# START OF Excerpted text
The second Decree begins with a declaration of neutrality towards civilian foreigners, but commands a campaign of extermination against native converts, unless they are willing to throw in their lot with the Imperialist side. The Boxers are called "Patriots," and the acts of violence committed in their name are provided for in advance by the allusion to robbers and banditti pretending to be "Patriots."

These Decrees are considered by local Chinese to imply a certain degree of weakening in Prince Tuan's power in the capital. On the other hand, the reports-which appear to be quite authentic-of the execution of two Tsung-li Yamên Ministers, Hsu Ching Chiêng and Yuan Ch'ang, clearly show that whether Prince Tuan's individual authority has or has not decreased, the capital is in a state of indescribable confusion, in which the anti-foreign party is absolutely predominant, and which renders the situation of foreigners there most dangerous. I have, &c.,

The Marquess of Salisbury.


(Inclosure 1.)-Imperial Decree of August 2, 1900.


WHEREAS on account of the recent troubles in the capital between the populace and missionaries and their converts, war has broken out between China and the foreign Powers;

And whereas all the Ministers of foreign countries resident in

Peking should be protected; the Prince and Ministers of the Tsung-li Yamên have frequently addressed to them letters of encouragement and inquiry, pointing out that in view of the disorder prevailing in Peking full measures of protection were difficult to carry out, and the Tsung-li Yamên therefore suggested that they should proceed under escort to Tien-tsin, where they could retire for the time being and avoid all cause for alarm:

We accordingly command the Grand Secretary Yung Lu to select reliable military and civil officers of high rank to escort the Ministers to Tien-tsin with an armed guard. When the Ministers have fixed a date for leaving Peking they shall be escorted with every care en route, and any attack upon them by banditti shall be rigorously punished, while no pains shall be spared to render their journey safe.

Before leaving Peking, each Minister shall, if he desires, communicate with his Government en clair, and the message shall be transmitted by the Tsung-li Yamên without any delay.
# END OF Excerpted text
### Work instructions
Output the passage of the text on the imperial decrees that opens with the words "We accordingly command" and closes with "their journey safe.".
# START OF Given entries
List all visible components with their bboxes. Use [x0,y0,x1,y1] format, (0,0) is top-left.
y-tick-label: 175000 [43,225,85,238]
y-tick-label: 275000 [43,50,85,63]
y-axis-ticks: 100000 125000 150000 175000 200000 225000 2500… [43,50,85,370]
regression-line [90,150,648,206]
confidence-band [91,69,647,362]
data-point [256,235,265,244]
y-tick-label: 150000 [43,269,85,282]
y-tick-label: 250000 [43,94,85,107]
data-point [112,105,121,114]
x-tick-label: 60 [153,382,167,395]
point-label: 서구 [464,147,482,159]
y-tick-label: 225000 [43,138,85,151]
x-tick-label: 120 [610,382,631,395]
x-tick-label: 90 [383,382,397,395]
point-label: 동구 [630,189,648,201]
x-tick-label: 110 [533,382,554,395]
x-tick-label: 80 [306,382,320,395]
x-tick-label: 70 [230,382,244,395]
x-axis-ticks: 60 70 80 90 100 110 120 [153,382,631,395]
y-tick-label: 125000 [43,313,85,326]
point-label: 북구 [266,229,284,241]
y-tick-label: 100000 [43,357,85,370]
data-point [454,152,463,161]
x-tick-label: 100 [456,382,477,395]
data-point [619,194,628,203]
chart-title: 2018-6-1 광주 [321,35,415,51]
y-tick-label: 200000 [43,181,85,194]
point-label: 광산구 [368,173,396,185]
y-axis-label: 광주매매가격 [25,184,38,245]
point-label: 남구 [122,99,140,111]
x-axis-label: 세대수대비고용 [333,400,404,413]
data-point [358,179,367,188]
# END OF Given entries
# START OF Given entries
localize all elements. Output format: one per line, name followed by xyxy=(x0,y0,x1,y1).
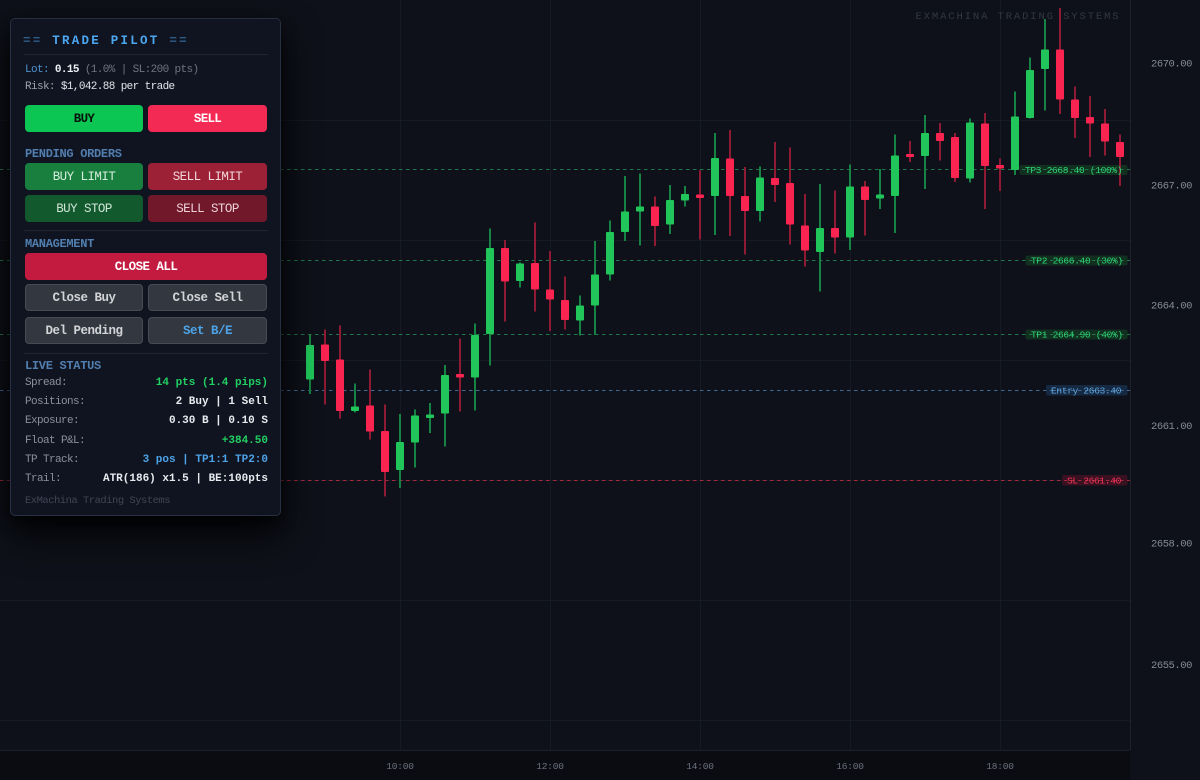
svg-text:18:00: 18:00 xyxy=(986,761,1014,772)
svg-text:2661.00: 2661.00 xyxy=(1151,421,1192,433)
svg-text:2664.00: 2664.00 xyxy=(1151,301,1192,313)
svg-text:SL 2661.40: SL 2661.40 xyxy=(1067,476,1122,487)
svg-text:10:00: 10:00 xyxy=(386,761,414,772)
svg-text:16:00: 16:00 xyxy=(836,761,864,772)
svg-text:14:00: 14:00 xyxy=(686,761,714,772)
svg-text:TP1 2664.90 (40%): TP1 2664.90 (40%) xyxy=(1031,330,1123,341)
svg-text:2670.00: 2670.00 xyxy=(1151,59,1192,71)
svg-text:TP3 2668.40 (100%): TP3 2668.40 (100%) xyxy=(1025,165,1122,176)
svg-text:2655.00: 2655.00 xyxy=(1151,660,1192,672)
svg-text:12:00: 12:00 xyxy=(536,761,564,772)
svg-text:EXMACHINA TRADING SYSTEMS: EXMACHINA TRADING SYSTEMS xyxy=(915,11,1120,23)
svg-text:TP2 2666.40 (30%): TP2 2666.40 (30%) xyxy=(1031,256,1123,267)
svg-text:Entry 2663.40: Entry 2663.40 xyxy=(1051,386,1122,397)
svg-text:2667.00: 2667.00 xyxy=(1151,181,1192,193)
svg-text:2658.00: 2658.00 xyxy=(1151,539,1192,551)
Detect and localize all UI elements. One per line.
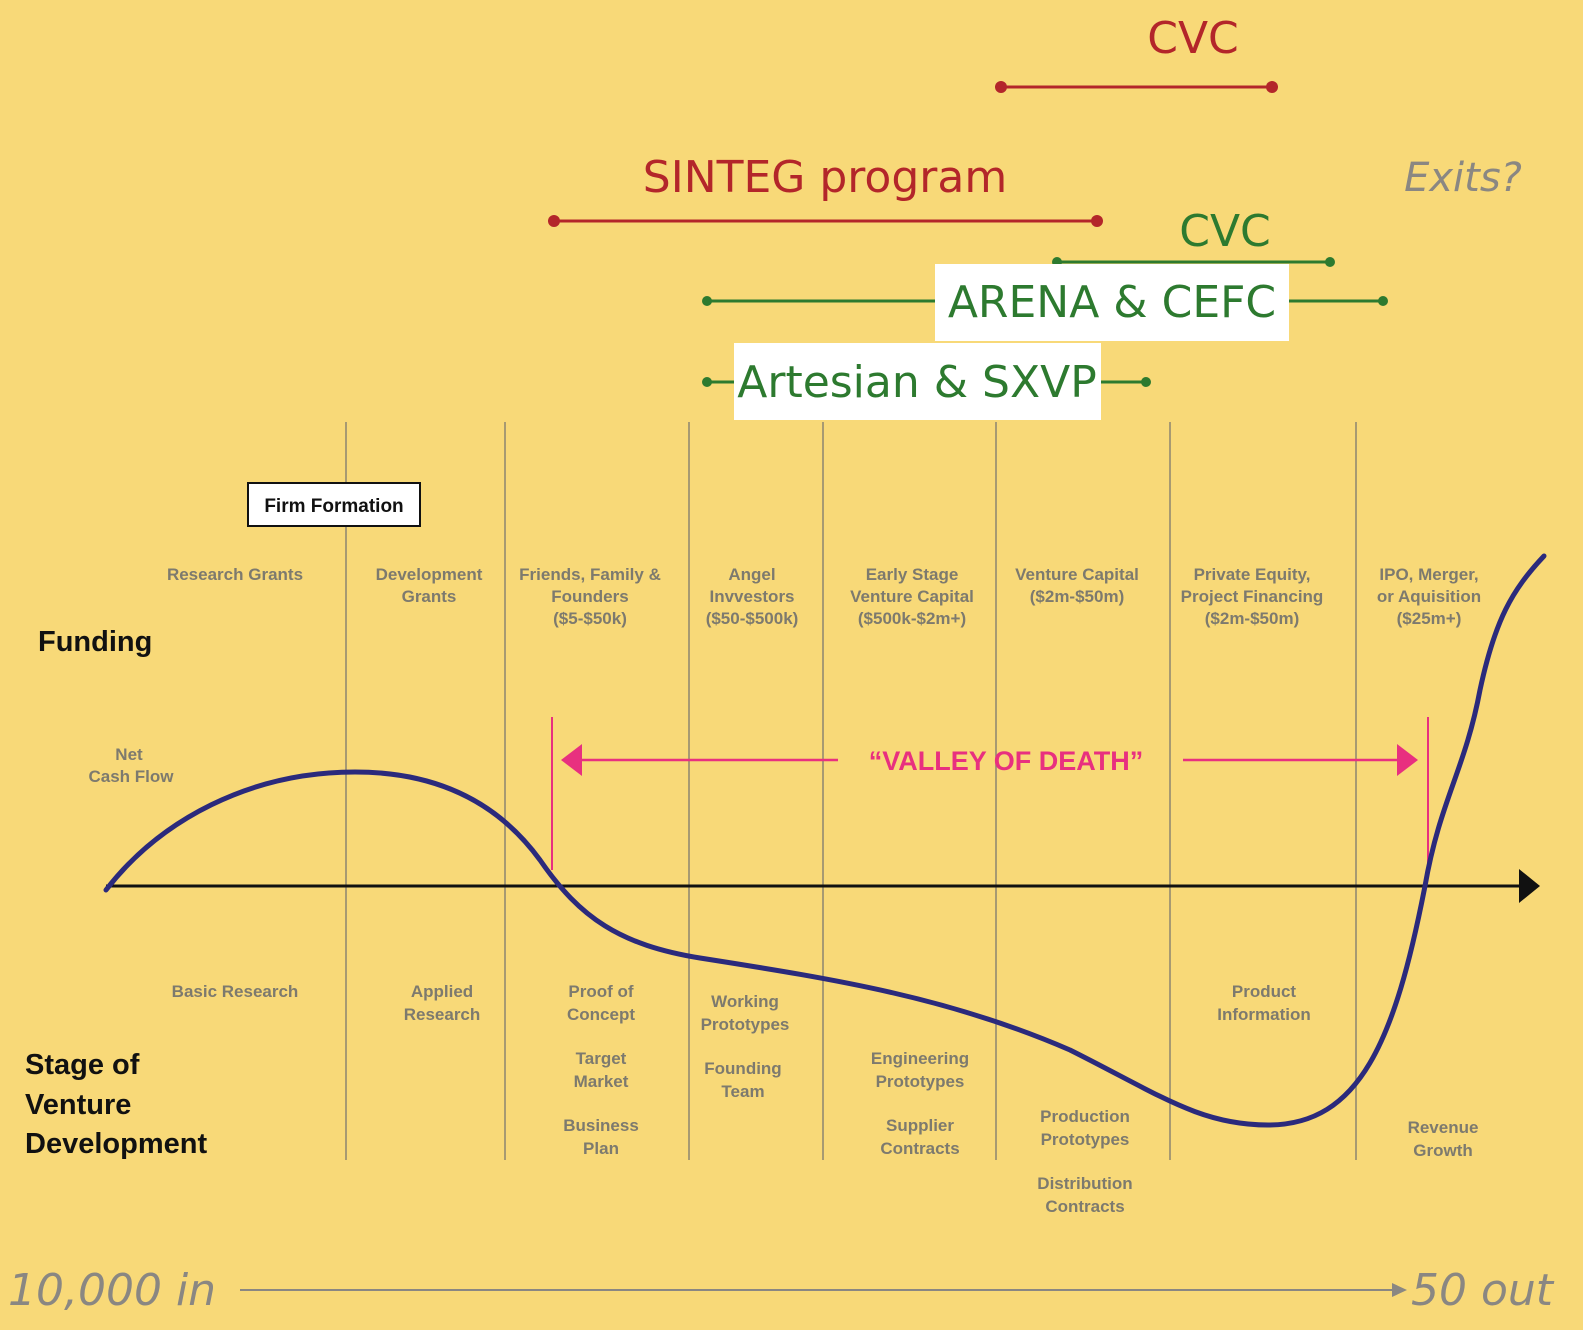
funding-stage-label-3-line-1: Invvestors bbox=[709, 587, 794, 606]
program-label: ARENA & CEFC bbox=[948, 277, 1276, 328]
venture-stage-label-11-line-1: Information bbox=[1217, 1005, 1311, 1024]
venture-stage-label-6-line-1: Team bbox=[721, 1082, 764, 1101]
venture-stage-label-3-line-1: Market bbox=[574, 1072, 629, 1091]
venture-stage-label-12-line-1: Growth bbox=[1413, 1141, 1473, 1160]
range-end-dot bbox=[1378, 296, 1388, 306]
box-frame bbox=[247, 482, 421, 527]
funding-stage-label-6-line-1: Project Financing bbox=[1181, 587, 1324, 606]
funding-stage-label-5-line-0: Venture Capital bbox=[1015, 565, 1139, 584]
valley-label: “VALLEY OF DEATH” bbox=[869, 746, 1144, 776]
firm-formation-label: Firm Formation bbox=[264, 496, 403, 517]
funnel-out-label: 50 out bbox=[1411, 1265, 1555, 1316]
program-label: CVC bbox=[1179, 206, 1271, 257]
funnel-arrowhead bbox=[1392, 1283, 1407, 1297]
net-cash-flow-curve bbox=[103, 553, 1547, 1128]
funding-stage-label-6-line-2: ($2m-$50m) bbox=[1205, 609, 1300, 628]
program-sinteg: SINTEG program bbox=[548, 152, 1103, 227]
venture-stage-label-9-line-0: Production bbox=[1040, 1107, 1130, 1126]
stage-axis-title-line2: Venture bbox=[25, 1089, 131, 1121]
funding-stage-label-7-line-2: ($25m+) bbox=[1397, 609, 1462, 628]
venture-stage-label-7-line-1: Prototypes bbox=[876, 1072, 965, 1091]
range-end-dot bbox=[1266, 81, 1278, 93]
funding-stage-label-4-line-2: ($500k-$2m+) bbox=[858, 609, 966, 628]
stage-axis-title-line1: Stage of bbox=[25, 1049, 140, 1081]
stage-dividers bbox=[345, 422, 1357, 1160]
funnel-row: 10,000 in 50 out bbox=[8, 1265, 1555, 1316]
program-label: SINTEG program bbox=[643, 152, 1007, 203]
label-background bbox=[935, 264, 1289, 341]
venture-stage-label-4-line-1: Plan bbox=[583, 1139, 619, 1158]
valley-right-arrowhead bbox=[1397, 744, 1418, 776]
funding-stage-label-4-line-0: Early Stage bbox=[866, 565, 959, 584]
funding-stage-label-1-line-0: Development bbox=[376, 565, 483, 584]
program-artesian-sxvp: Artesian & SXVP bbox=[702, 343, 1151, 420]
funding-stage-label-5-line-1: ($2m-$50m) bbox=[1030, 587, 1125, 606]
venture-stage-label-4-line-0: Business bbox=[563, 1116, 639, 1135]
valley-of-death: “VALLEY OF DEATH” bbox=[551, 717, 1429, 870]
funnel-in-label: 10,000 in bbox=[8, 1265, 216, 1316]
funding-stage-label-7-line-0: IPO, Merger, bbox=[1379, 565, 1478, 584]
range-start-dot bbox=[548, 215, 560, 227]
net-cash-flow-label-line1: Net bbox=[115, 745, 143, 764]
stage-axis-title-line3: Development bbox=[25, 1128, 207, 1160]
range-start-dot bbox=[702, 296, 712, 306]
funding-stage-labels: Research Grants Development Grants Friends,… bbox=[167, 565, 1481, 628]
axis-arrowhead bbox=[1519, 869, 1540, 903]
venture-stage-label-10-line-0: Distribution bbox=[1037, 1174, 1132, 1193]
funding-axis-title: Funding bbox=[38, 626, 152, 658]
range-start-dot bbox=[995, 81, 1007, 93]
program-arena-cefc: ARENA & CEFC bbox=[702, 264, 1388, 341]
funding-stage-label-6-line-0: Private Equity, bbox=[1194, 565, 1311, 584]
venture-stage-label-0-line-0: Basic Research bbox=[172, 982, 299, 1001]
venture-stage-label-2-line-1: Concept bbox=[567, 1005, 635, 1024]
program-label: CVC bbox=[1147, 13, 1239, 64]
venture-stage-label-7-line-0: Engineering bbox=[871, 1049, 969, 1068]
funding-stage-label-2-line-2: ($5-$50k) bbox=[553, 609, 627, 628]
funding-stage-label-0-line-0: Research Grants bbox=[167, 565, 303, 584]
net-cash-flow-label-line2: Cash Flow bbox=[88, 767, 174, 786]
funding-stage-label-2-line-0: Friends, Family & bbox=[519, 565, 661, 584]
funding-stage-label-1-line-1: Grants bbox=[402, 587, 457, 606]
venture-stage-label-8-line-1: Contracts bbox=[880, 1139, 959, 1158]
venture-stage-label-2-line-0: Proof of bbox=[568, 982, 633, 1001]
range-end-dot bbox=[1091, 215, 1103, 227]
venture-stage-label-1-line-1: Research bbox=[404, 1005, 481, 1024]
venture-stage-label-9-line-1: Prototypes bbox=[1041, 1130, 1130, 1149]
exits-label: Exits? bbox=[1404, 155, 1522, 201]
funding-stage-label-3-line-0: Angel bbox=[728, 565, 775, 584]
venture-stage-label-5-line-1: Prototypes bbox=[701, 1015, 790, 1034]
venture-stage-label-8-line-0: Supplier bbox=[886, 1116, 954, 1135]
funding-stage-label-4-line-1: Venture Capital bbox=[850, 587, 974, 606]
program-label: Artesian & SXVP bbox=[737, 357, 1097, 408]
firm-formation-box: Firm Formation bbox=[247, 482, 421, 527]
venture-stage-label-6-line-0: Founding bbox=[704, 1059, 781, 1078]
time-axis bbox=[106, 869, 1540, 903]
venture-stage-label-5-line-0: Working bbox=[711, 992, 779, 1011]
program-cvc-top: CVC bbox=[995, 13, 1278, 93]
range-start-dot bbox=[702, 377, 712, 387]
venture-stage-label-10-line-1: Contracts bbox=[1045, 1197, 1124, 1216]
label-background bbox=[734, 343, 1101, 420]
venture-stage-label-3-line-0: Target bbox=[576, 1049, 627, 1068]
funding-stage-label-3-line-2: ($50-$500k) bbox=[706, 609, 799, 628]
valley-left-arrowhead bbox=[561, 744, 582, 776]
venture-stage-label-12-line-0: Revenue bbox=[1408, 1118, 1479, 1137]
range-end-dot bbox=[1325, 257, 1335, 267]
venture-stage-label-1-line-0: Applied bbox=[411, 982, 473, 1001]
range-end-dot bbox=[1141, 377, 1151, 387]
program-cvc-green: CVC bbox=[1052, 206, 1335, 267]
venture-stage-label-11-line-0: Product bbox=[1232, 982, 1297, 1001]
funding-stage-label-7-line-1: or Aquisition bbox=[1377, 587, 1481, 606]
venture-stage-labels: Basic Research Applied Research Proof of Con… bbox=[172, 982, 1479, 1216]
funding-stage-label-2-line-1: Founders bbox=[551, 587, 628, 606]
# END OF Given entries
# START OF Given entries
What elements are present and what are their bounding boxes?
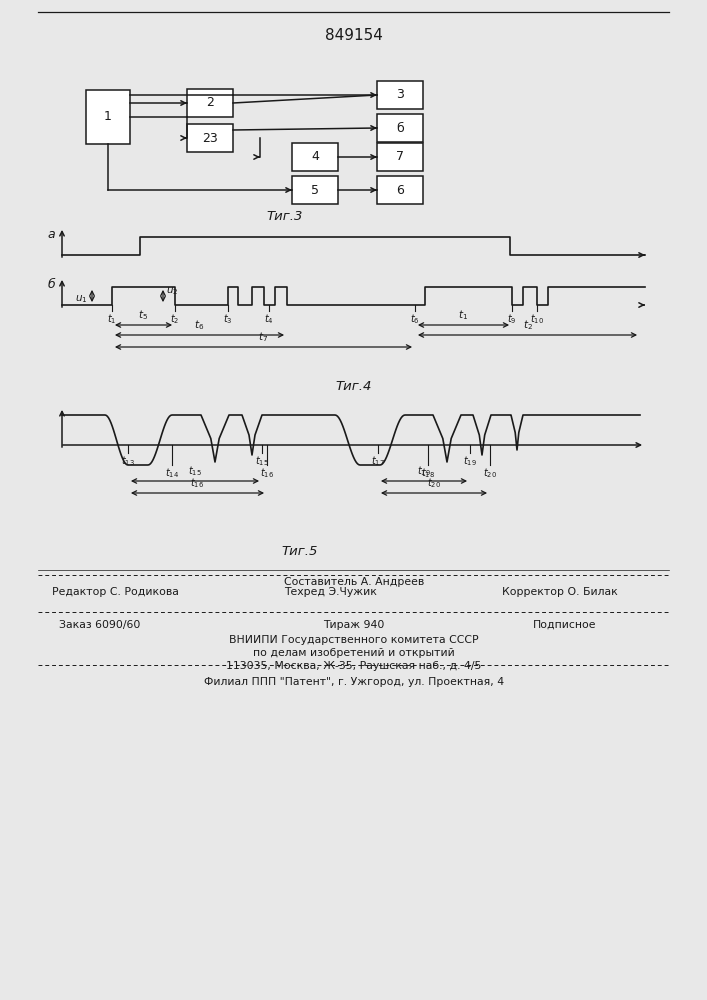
# END OF Given entries
### Complete response
We accordingly command the Grand Secretary Yung Lu to select reliable military and civil officers of high rank to escort the Ministers to Tien-tsin with an armed guard. When the Ministers have fixed a date for leaving Peking they shall be escorted with every care en route, and any attack upon them by banditti shall be rigorously punished, while no pains shall be spared to render their journey safe.